(TO BE DONE) Copy out the complete listing, word for word.
[Begin ENTRIES SHOWN]
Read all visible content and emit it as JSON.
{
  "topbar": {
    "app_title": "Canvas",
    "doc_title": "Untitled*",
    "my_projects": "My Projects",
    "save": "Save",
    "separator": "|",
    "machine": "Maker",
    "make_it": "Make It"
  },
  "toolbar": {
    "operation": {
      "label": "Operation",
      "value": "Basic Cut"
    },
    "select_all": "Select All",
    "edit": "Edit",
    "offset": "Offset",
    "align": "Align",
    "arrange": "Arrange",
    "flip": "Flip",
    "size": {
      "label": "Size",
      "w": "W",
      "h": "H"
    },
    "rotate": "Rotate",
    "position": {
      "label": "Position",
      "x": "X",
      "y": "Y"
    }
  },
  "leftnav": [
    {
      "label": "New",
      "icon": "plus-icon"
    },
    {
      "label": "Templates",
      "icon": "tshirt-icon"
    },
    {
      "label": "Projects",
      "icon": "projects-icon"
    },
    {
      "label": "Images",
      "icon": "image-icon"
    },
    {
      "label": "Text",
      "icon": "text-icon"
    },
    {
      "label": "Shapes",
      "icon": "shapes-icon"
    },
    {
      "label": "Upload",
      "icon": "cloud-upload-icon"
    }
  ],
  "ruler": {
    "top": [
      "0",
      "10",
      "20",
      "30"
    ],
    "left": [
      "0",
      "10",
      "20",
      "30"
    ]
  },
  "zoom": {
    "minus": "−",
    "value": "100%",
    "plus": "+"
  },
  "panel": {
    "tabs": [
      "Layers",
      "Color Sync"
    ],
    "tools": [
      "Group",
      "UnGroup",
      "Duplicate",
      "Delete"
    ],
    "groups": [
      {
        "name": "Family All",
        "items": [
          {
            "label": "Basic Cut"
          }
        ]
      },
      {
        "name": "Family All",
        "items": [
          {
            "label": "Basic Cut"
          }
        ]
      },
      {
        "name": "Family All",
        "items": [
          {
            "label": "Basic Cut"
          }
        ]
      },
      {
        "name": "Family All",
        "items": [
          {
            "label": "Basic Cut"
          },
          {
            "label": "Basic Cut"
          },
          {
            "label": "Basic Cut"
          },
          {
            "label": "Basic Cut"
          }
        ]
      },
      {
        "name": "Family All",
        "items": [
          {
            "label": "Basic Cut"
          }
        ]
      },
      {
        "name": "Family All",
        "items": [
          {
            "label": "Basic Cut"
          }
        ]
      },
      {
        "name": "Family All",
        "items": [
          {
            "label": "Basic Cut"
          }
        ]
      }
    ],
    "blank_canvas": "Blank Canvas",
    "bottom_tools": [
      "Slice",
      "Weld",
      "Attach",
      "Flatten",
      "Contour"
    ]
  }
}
[End ENTRIES SHOWN]
(FULL RESPONSE)
Read all visible content and emit it as JSON.
{
  "topbar": {
    "app_title": "Canvas",
    "doc_title": "Untitled*",
    "my_projects": "My Projects",
    "save": "Save",
    "separator": "|",
    "machine": "Maker",
    "make_it": "Make It"
  },
  "toolbar": {
    "operation": {
      "label": "Operation",
      "value": "Basic Cut"
    },
    "select_all": "Select All",
    "edit": "Edit",
    "offset": "Offset",
    "align": "Align",
    "arrange": "Arrange",
    "flip": "Flip",
    "size": {
      "label": "Size",
      "w": "W",
      "h": "H"
    },
    "rotate": "Rotate",
    "position": {
      "label": "Position",
      "x": "X",
      "y": "Y"
    }
  },
  "leftnav": [
    {
      "label": "New",
      "icon": "plus-icon"
    },
    {
      "label": "Templates",
      "icon": "tshirt-icon"
    },
    {
      "label": "Projects",
      "icon": "projects-icon"
    },
    {
      "label": "Images",
      "icon": "image-icon"
    },
    {
      "label": "Text",
      "icon": "text-icon"
    },
    {
      "label": "Shapes",
      "icon": "shapes-icon"
    },
    {
      "label": "Upload",
      "icon": "cloud-upload-icon"
    }
  ],
  "ruler": {
    "top": [
      "0",
      "10",
      "20",
      "30"
    ],
    "left": [
      "0",
      "10",
      "20",
      "30"
    ]
  },
  "zoom": {
    "minus": "−",
    "value": "100%",
    "plus": "+"
  },
  "panel": {
    "tabs": [
      "Layers",
      "Color Sync"
    ],
    "tools": [
      "Group",
      "UnGroup",
      "Duplicate",
      "Delete"
    ],
    "groups": [
      {
        "name": "Family All",
        "items": [
          {
            "label": "Basic Cut"
          }
        ]
      },
      {
        "name": "Family All",
        "items": [
          {
            "label": "Basic Cut"
          }
        ]
      },
      {
        "name": "Family All",
        "items": [
          {
            "label": "Basic Cut"
          }
        ]
      },
      {
        "name": "Family All",
        "items": [
          {
            "label": "Basic Cut"
          },
          {
            "label": "Basic Cut"
          },
          {
            "label": "Basic Cut"
          },
          {
            "label": "Basic Cut"
          }
        ]
      },
      {
        "name": "Family All",
        "items": [
          {
            "label": "Basic Cut"
          }
        ]
      },
      {
        "name": "Family All",
        "items": [
          {
            "label": "Basic Cut"
          }
        ]
      },
      {
        "name": "Family All",
        "items": [
          {
            "label": "Basic Cut"
          }
        ]
      }
    ],
    "blank_canvas": "Blank Canvas",
    "bottom_tools": [
      "Slice",
      "Weld",
      "Attach",
      "Flatten",
      "Contour"
    ]
  }
}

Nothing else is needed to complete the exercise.